** WHAT TO DO **
Copy all lines that contain the word "Accept".
>> Start DATASET ENTRIES
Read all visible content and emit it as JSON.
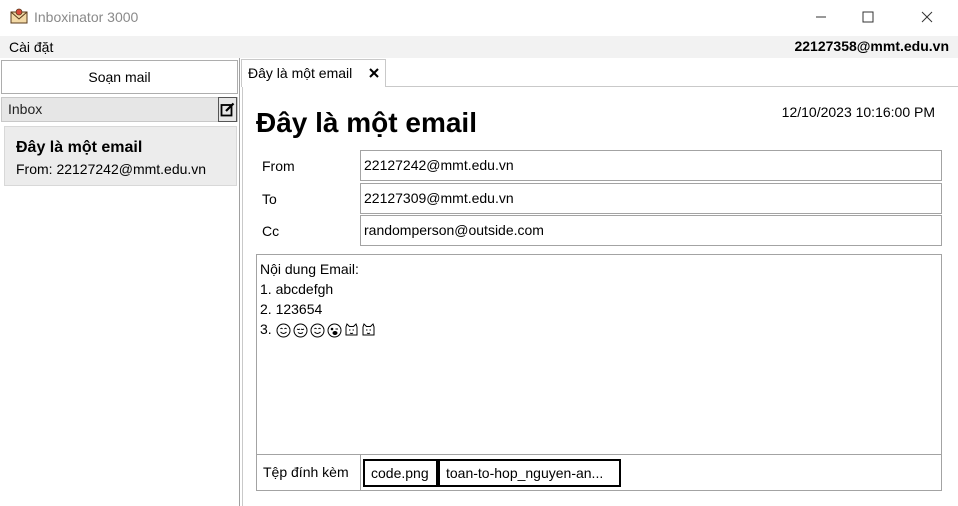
{
  "window": {
    "title": "Inboxinator 3000",
    "icon": "envelope-icon"
  },
  "menu": {
    "settings_label": "Cài đặt",
    "user_email": "22127358@mmt.edu.vn"
  },
  "sidebar": {
    "compose_label": "Soạn mail",
    "inbox_label": "Inbox",
    "edit_icon": "edit-icon",
    "mails": [
      {
        "subject": "Đây là một email",
        "from": "From: 22127242@mmt.edu.vn"
      }
    ]
  },
  "tab": {
    "label": "Đây là một email",
    "close_icon": "close-icon"
  },
  "email": {
    "title": "Đây là một email",
    "date": "12/10/2023 10:16:00 PM",
    "from_label": "From",
    "from_value": "22127242@mmt.edu.vn",
    "to_label": "To",
    "to_value": "22127309@mmt.edu.vn",
    "cc_label": "Cc",
    "cc_value": "randomperson@outside.com",
    "body_lines": [
      "Nội dung Email:",
      "1. abcdefgh",
      "2. 123654",
      "3."
    ],
    "emoji_icons": [
      "smiling-face-icon",
      "relieved-face-icon",
      "smiling-face-icon",
      "winking-tongue-face-icon",
      "cat-face-icon",
      "cat-face-icon"
    ],
    "attach_label": "Tệp đính kèm",
    "attachments": [
      "code.png",
      "toan-to-hop_nguyen-an..."
    ]
  }
}
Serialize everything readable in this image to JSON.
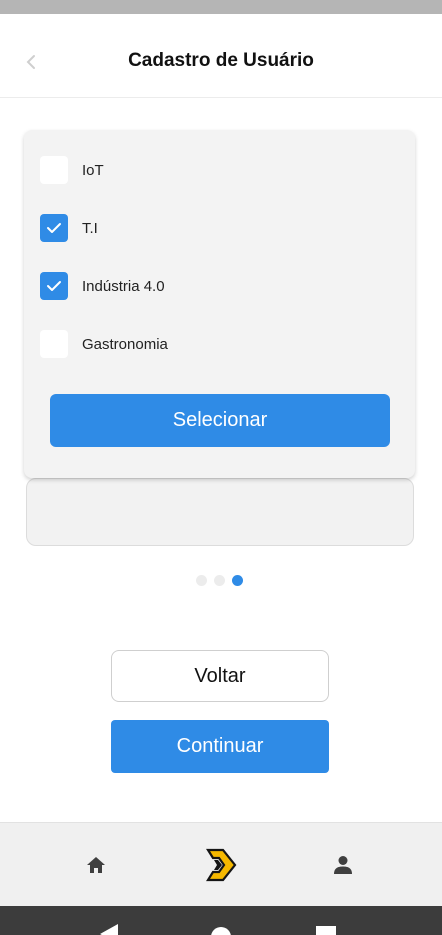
{
  "header": {
    "title": "Cadastro de Usuário",
    "back_icon": "chevron-left-icon"
  },
  "dropdown": {
    "options": [
      {
        "label": "IoT",
        "checked": false
      },
      {
        "label": "T.I",
        "checked": true
      },
      {
        "label": "Indústria 4.0",
        "checked": true
      },
      {
        "label": "Gastronomia",
        "checked": false
      }
    ],
    "select_label": "Selecionar"
  },
  "pager": {
    "total": 3,
    "active": 3
  },
  "actions": {
    "back_label": "Voltar",
    "continue_label": "Continuar"
  },
  "bottom_nav": {
    "items": [
      "home-icon",
      "app-logo",
      "profile-icon"
    ]
  },
  "colors": {
    "accent": "#2f8be6",
    "logo_yellow": "#f5b800"
  }
}
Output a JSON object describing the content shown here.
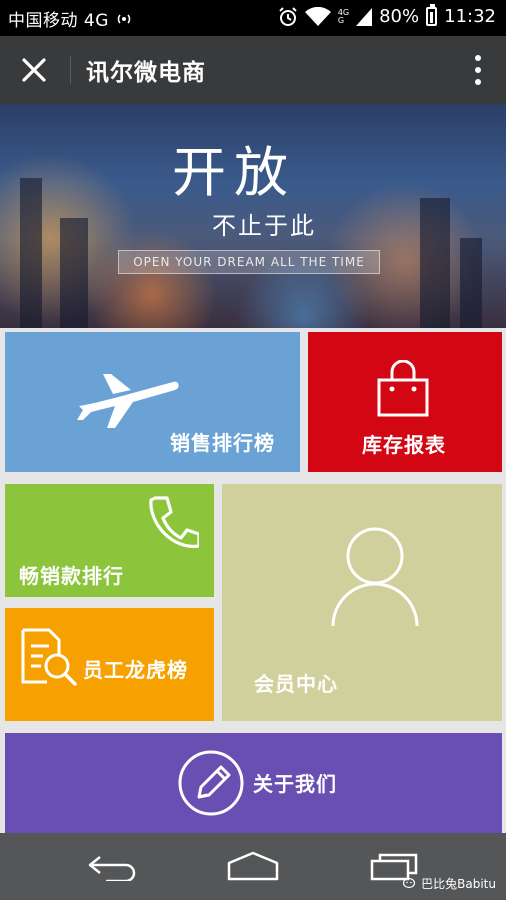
{
  "status_bar": {
    "carrier": "中国移动 4G",
    "network_small": "4G",
    "battery": "80%",
    "time": "11:32",
    "icons": [
      "hotspot-icon",
      "alarm-icon",
      "wifi-icon",
      "signal-icon",
      "battery-icon"
    ]
  },
  "header": {
    "title": "讯尔微电商",
    "close_icon": "close-icon",
    "more_icon": "more-vertical-icon"
  },
  "banner": {
    "headline": "开放",
    "subline": "不止于此",
    "english": "OPEN YOUR DREAM ALL THE TIME"
  },
  "tiles": {
    "sales": {
      "label": "销售排行榜",
      "icon": "airplane-icon",
      "color": "#6aa2d6"
    },
    "stock": {
      "label": "库存报表",
      "icon": "shopping-bag-icon",
      "color": "#d30613"
    },
    "best": {
      "label": "畅销款排行",
      "icon": "phone-icon",
      "color": "#8cc43b"
    },
    "staff": {
      "label": "员工龙虎榜",
      "icon": "document-search-icon",
      "color": "#f7a100"
    },
    "member": {
      "label": "会员中心",
      "icon": "user-icon",
      "color": "#cfd09c"
    },
    "about": {
      "label": "关于我们",
      "icon": "edit-pencil-icon",
      "color": "#6a4fb3"
    }
  },
  "nav": {
    "icons": [
      "back-icon",
      "home-icon",
      "recents-icon"
    ],
    "watermark": "巴比兔Babitu"
  }
}
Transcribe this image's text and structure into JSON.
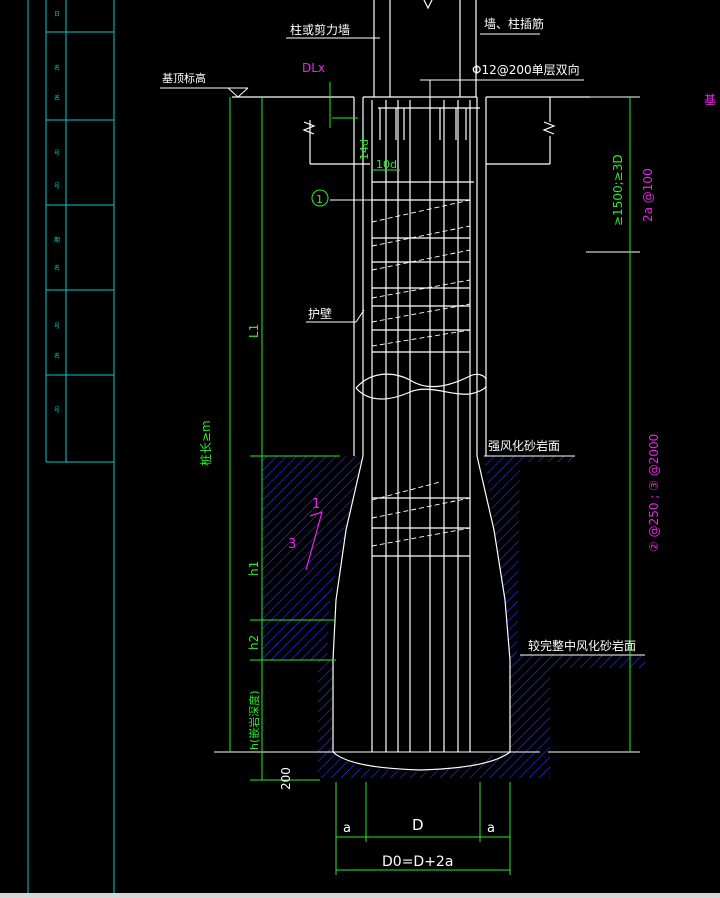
{
  "colors": {
    "background": "#000000",
    "lines": "#ffffff",
    "dimensions": "#22ee22",
    "reference": "#ee22ee",
    "hatch": "#3333ff",
    "title_block": "#00cccc"
  },
  "labels": {
    "column_wall": "柱或剪力墙",
    "wall_column_rebar": "墙、柱插筋",
    "foundation_top_elevation": "基顶标高",
    "dlx": "DLx",
    "rebar_mesh": "Φ12@200单层双向",
    "edge_tag": "基",
    "anchor_14d": "14d",
    "anchor_10d": "10d",
    "stirrup_circle": "1",
    "retaining_wall": "护壁",
    "strong_weathered": "强风化砂岩面",
    "moderate_weathered": "较完整中风化砂岩面",
    "slope_1": "1",
    "slope_3": "3",
    "pile_length": "桩长≥m",
    "L1": "L1",
    "h1": "h1",
    "h2": "h2",
    "h_rock": "h(嵌岩深度)",
    "dim_200": "200",
    "a_left": "a",
    "D": "D",
    "a_right": "a",
    "D0": "D0=D+2a",
    "dense_zone": "≥1500;≥3D",
    "stirrup_2a": "2a @100",
    "stirrup_23": "② @250 ; ③ @2000"
  },
  "title_block_rows": [
    "日",
    "名",
    "名",
    "号",
    "号",
    "期",
    "名",
    "号",
    "名",
    "号"
  ]
}
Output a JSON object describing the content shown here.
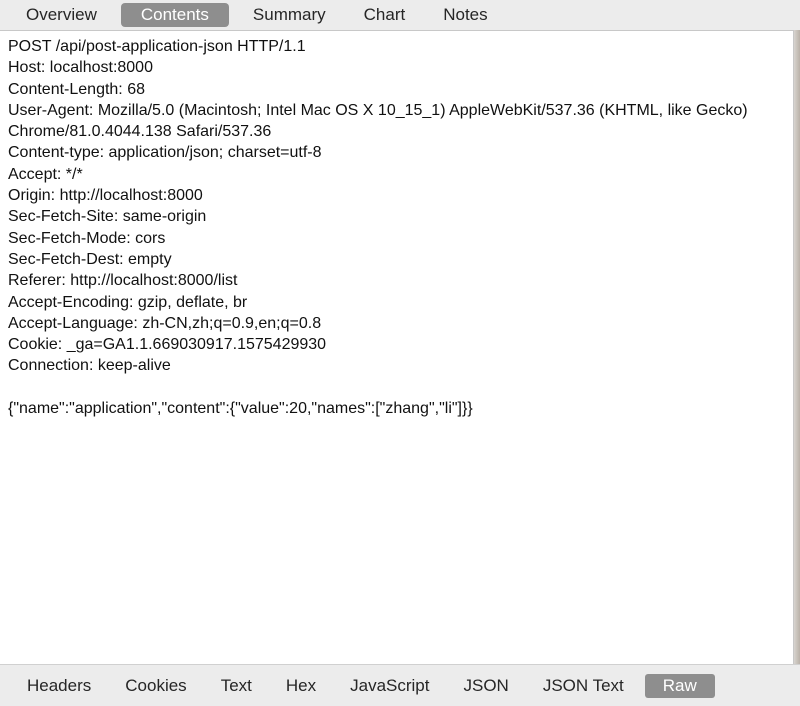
{
  "top_tabs": [
    {
      "label": "Overview",
      "active": false
    },
    {
      "label": "Contents",
      "active": true
    },
    {
      "label": "Summary",
      "active": false
    },
    {
      "label": "Chart",
      "active": false
    },
    {
      "label": "Notes",
      "active": false
    }
  ],
  "request_lines": [
    "POST /api/post-application-json HTTP/1.1",
    "Host: localhost:8000",
    "Content-Length: 68",
    "User-Agent: Mozilla/5.0 (Macintosh; Intel Mac OS X 10_15_1) AppleWebKit/537.36 (KHTML, like Gecko) Chrome/81.0.4044.138 Safari/537.36",
    "Content-type: application/json; charset=utf-8",
    "Accept: */*",
    "Origin: http://localhost:8000",
    "Sec-Fetch-Site: same-origin",
    "Sec-Fetch-Mode: cors",
    "Sec-Fetch-Dest: empty",
    "Referer: http://localhost:8000/list",
    "Accept-Encoding: gzip, deflate, br",
    "Accept-Language: zh-CN,zh;q=0.9,en;q=0.8",
    "Cookie: _ga=GA1.1.669030917.1575429930",
    "Connection: keep-alive",
    "",
    "{\"name\":\"application\",\"content\":{\"value\":20,\"names\":[\"zhang\",\"li\"]}}"
  ],
  "bottom_tabs": [
    {
      "label": "Headers",
      "active": false
    },
    {
      "label": "Cookies",
      "active": false
    },
    {
      "label": "Text",
      "active": false
    },
    {
      "label": "Hex",
      "active": false
    },
    {
      "label": "JavaScript",
      "active": false
    },
    {
      "label": "JSON",
      "active": false
    },
    {
      "label": "JSON Text",
      "active": false
    },
    {
      "label": "Raw",
      "active": true
    }
  ]
}
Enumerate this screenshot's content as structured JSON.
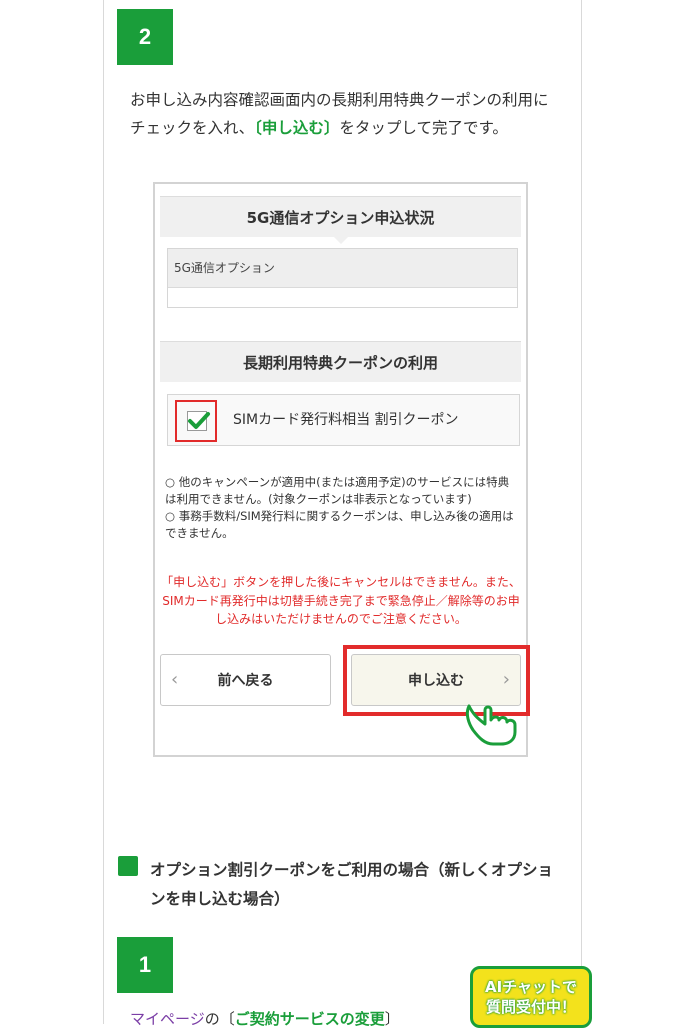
{
  "steps": {
    "step2_number": "2",
    "step1_number": "1"
  },
  "intro": {
    "before": "お申し込み内容確認画面内の長期利用特典クーポンの利用にチェックを入れ、",
    "highlight": "〔申し込む〕",
    "after": "をタップして完了です。"
  },
  "screenshot": {
    "section1_title": "5G通信オプション申込状況",
    "option_label": "5G通信オプション",
    "section2_title": "長期利用特典クーポンの利用",
    "coupon_label": "SIMカード発行料相当 割引クーポン",
    "coupon_checked": true,
    "notes": [
      "○ 他のキャンペーンが適用中(または適用予定)のサービスには特典は利用できません。(対象クーポンは非表示となっています)",
      "○ 事務手数料/SIM発行料に関するクーポンは、申し込み後の適用はできません。"
    ],
    "warning": "「申し込む」ボタンを押した後にキャンセルはできません。また、SIMカード再発行中は切替手続き完了まで緊急停止／解除等のお申し込みはいただけませんのでご注意ください。",
    "back_button": "前へ戻る",
    "submit_button": "申し込む",
    "chevron_left": "‹",
    "chevron_right": "›"
  },
  "subsection": {
    "title": "オプション割引クーポンをご利用の場合（新しくオプションを申し込む場合）"
  },
  "bottom": {
    "link_text": "マイページ",
    "middle": "の〔",
    "highlight": "ご契約サービスの変更",
    "end": "〕"
  },
  "ai_chat": {
    "line1": "AIチャットで",
    "line2": "質問受付中！"
  },
  "colors": {
    "brand_green": "#1a9e3a",
    "highlight_red": "#e22b2b",
    "ai_yellow": "#f3e21c"
  }
}
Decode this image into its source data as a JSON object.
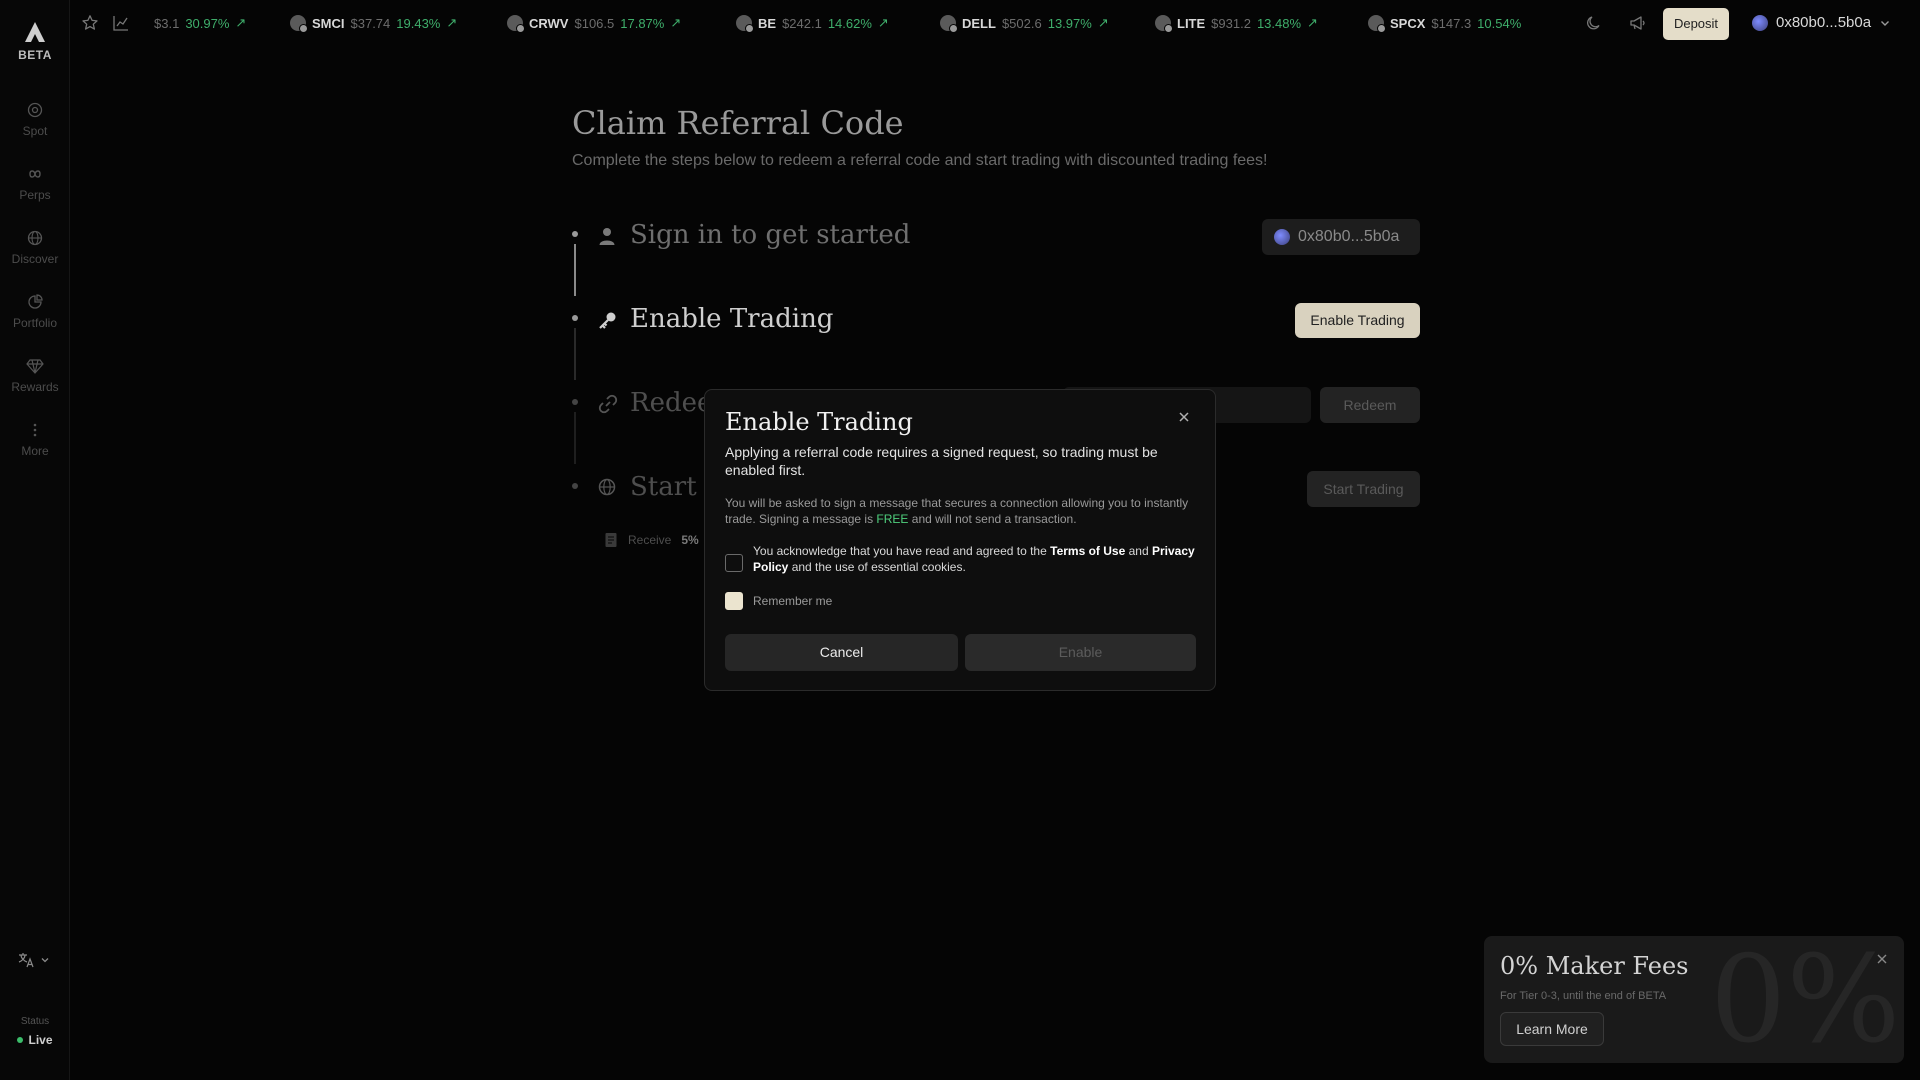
{
  "sidebar": {
    "logo_text": "BETA",
    "items": [
      {
        "label": "Spot",
        "icon": "spot-icon"
      },
      {
        "label": "Perps",
        "icon": "infinity-icon"
      },
      {
        "label": "Discover",
        "icon": "globe-icon"
      },
      {
        "label": "Portfolio",
        "icon": "pie-chart-icon"
      },
      {
        "label": "Rewards",
        "icon": "diamond-icon"
      },
      {
        "label": "More",
        "icon": "more-dots-icon"
      }
    ],
    "status_label": "Status",
    "status_value": "Live"
  },
  "topbar": {
    "tickers": [
      {
        "symbol": "",
        "price": "$3.1",
        "change": "30.97%"
      },
      {
        "symbol": "SMCI",
        "price": "$37.74",
        "change": "19.43%"
      },
      {
        "symbol": "CRWV",
        "price": "$106.5",
        "change": "17.87%"
      },
      {
        "symbol": "BE",
        "price": "$242.1",
        "change": "14.62%"
      },
      {
        "symbol": "DELL",
        "price": "$502.6",
        "change": "13.97%"
      },
      {
        "symbol": "LITE",
        "price": "$931.2",
        "change": "13.48%"
      },
      {
        "symbol": "SPCX",
        "price": "$147.3",
        "change": "10.54%"
      }
    ],
    "deposit_label": "Deposit",
    "wallet_address": "0x80b0...5b0a"
  },
  "page": {
    "title": "Claim Referral Code",
    "subtitle": "Complete the steps below to redeem a referral code and start trading with discounted trading fees!",
    "steps": [
      {
        "title": "Sign in to get started"
      },
      {
        "title": "Enable Trading"
      },
      {
        "title": "Redeem"
      },
      {
        "title": "Start tr"
      }
    ],
    "wallet_pill": "0x80b0...5b0a",
    "enable_trading_button": "Enable Trading",
    "redeem_button": "Redeem",
    "start_trading_button": "Start Trading",
    "receive_prefix": "Receive",
    "receive_value": "5%"
  },
  "modal": {
    "title": "Enable Trading",
    "description": "Applying a referral code requires a signed request, so trading must be enabled first.",
    "note_part1": "You will be asked to sign a message that secures a connection allowing you to instantly trade. Signing a message is ",
    "note_free": "FREE",
    "note_part2": " and will not send a transaction.",
    "ack_part1": "You acknowledge that you have read and agreed to the ",
    "ack_terms": "Terms of Use",
    "ack_and": " and ",
    "ack_privacy": "Privacy Policy",
    "ack_part2": " and the use of essential cookies.",
    "ack_checked": false,
    "remember_label": "Remember me",
    "remember_checked": true,
    "cancel_label": "Cancel",
    "enable_label": "Enable"
  },
  "promo": {
    "title": "0% Maker Fees",
    "subtitle": "For Tier 0-3, until the end of BETA",
    "button": "Learn More",
    "background_text": "0%"
  }
}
>> End DATASET ENTRIES
** COMPLETE OUTPUT **
    "Accept: */*",
    "Accept-Encoding: gzip, deflate, br",
    "Accept-Language: zh-CN,zh;q=0.9,en;q=0.8",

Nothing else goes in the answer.